• Records about charts and figures

__________________________________________________

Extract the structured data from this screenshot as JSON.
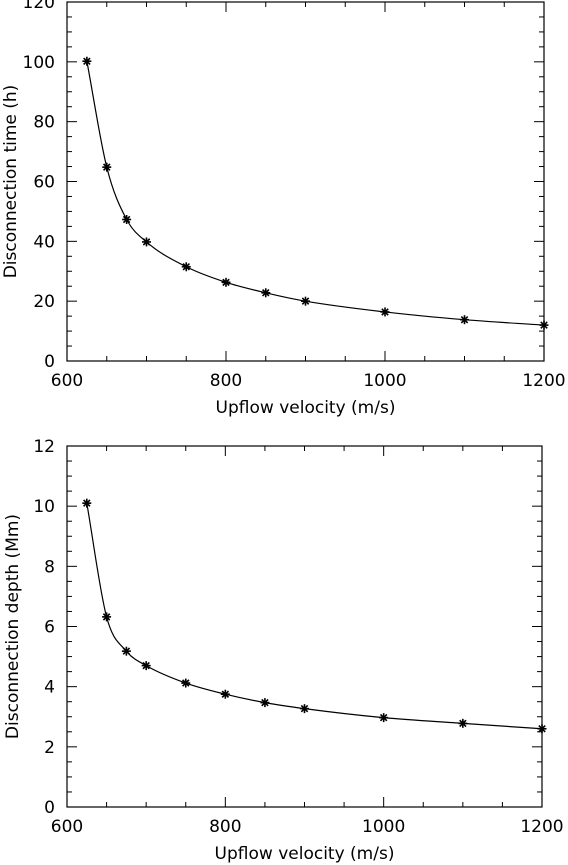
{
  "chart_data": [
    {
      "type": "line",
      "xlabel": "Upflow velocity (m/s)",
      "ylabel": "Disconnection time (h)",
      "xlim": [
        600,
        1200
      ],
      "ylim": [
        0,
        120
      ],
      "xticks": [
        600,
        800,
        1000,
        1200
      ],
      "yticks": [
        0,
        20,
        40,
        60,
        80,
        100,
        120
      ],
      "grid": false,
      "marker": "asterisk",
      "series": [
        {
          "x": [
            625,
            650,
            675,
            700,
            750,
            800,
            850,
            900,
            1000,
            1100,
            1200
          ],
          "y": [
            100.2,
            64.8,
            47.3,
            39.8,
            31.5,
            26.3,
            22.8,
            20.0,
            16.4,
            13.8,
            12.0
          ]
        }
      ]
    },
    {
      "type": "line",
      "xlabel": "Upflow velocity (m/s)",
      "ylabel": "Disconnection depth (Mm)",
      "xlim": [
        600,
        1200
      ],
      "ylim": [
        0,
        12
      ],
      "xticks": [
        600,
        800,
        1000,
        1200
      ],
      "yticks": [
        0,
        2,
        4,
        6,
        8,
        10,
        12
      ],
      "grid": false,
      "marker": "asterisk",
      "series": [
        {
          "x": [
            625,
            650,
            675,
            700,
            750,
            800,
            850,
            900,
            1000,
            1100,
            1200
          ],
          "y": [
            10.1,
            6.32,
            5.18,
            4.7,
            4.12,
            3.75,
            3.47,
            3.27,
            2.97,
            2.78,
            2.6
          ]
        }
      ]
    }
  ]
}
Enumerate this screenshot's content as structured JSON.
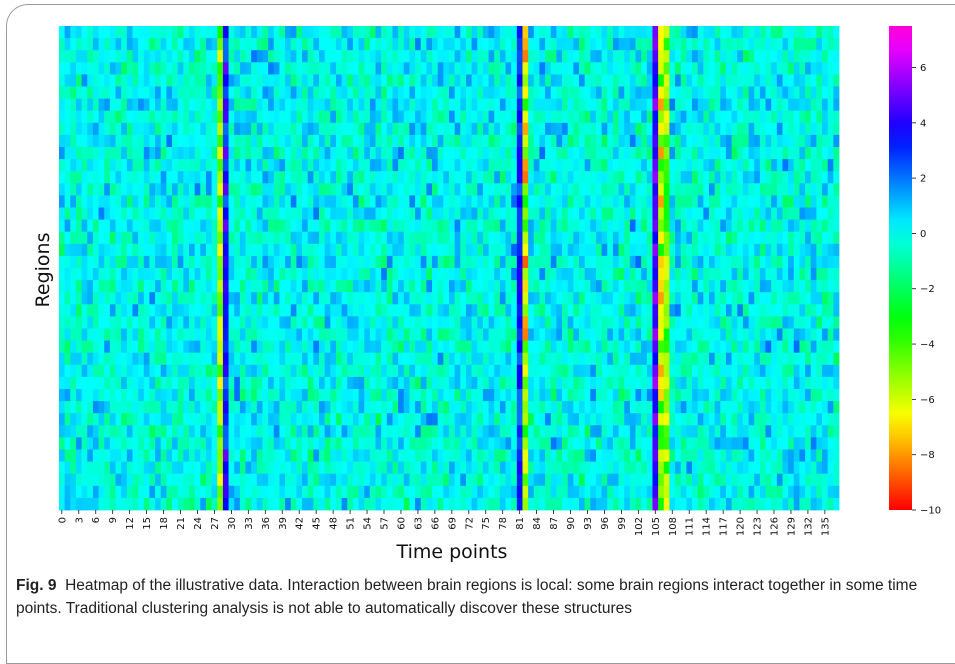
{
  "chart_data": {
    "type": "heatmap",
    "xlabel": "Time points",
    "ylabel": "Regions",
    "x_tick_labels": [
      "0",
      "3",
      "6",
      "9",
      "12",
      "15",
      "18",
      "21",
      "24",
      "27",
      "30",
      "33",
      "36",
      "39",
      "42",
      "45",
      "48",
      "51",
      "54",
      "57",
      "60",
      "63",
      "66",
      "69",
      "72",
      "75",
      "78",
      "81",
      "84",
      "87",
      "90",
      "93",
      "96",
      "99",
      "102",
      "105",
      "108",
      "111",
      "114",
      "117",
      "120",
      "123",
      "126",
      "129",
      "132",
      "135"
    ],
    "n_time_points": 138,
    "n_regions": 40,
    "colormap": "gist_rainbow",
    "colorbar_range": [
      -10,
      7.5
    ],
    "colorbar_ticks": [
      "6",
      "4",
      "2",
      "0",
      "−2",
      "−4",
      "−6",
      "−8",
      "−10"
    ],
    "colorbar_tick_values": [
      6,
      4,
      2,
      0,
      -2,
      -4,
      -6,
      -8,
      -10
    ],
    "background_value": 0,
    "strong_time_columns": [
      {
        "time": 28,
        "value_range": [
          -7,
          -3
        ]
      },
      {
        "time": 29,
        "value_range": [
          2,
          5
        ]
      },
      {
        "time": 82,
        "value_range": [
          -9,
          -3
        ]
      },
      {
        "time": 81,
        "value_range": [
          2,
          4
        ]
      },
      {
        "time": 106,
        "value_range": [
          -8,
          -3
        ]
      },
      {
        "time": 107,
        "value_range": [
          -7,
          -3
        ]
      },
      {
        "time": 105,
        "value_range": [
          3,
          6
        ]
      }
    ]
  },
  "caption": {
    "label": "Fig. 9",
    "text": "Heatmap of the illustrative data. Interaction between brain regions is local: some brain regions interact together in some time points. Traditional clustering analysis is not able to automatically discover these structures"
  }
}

__________________________________________________

• PROMPT
Could you repeat all of the material exactly? Pictures should not be copied.

• FINAL RESULT
Extract the structured data from this screenshot as JSON.
{
  "chart_data": [
    {
      "type": "line",
      "xlabel": "Upflow velocity (m/s)",
      "ylabel": "Disconnection time (h)",
      "xlim": [
        600,
        1200
      ],
      "ylim": [
        0,
        120
      ],
      "xticks": [
        600,
        800,
        1000,
        1200
      ],
      "yticks": [
        0,
        20,
        40,
        60,
        80,
        100,
        120
      ],
      "grid": false,
      "marker": "asterisk",
      "series": [
        {
          "x": [
            625,
            650,
            675,
            700,
            750,
            800,
            850,
            900,
            1000,
            1100,
            1200
          ],
          "y": [
            100.2,
            64.8,
            47.3,
            39.8,
            31.5,
            26.3,
            22.8,
            20.0,
            16.4,
            13.8,
            12.0
          ]
        }
      ]
    },
    {
      "type": "line",
      "xlabel": "Upflow velocity (m/s)",
      "ylabel": "Disconnection depth (Mm)",
      "xlim": [
        600,
        1200
      ],
      "ylim": [
        0,
        12
      ],
      "xticks": [
        600,
        800,
        1000,
        1200
      ],
      "yticks": [
        0,
        2,
        4,
        6,
        8,
        10,
        12
      ],
      "grid": false,
      "marker": "asterisk",
      "series": [
        {
          "x": [
            625,
            650,
            675,
            700,
            750,
            800,
            850,
            900,
            1000,
            1100,
            1200
          ],
          "y": [
            10.1,
            6.32,
            5.18,
            4.7,
            4.12,
            3.75,
            3.47,
            3.27,
            2.97,
            2.78,
            2.6
          ]
        }
      ]
    }
  ]
}
Enumerate this screenshot's content as structured JSON.
{
  "chart_data": {
    "type": "heatmap",
    "xlabel": "Time points",
    "ylabel": "Regions",
    "x_tick_labels": [
      "0",
      "3",
      "6",
      "9",
      "12",
      "15",
      "18",
      "21",
      "24",
      "27",
      "30",
      "33",
      "36",
      "39",
      "42",
      "45",
      "48",
      "51",
      "54",
      "57",
      "60",
      "63",
      "66",
      "69",
      "72",
      "75",
      "78",
      "81",
      "84",
      "87",
      "90",
      "93",
      "96",
      "99",
      "102",
      "105",
      "108",
      "111",
      "114",
      "117",
      "120",
      "123",
      "126",
      "129",
      "132",
      "135"
    ],
    "n_time_points": 138,
    "n_regions": 40,
    "colormap": "gist_rainbow",
    "colorbar_range": [
      -10,
      7.5
    ],
    "colorbar_ticks": [
      "6",
      "4",
      "2",
      "0",
      "−2",
      "−4",
      "−6",
      "−8",
      "−10"
    ],
    "colorbar_tick_values": [
      6,
      4,
      2,
      0,
      -2,
      -4,
      -6,
      -8,
      -10
    ],
    "background_value": 0,
    "strong_time_columns": [
      {
        "time": 28,
        "value_range": [
          -7,
          -3
        ]
      },
      {
        "time": 29,
        "value_range": [
          2,
          5
        ]
      },
      {
        "time": 82,
        "value_range": [
          -9,
          -3
        ]
      },
      {
        "time": 81,
        "value_range": [
          2,
          4
        ]
      },
      {
        "time": 106,
        "value_range": [
          -8,
          -3
        ]
      },
      {
        "time": 107,
        "value_range": [
          -7,
          -3
        ]
      },
      {
        "time": 105,
        "value_range": [
          3,
          6
        ]
      }
    ]
  },
  "caption": {
    "label": "Fig. 9",
    "text": "Heatmap of the illustrative data. Interaction between brain regions is local: some brain regions interact together in some time points. Traditional clustering analysis is not able to automatically discover these structures"
  }
}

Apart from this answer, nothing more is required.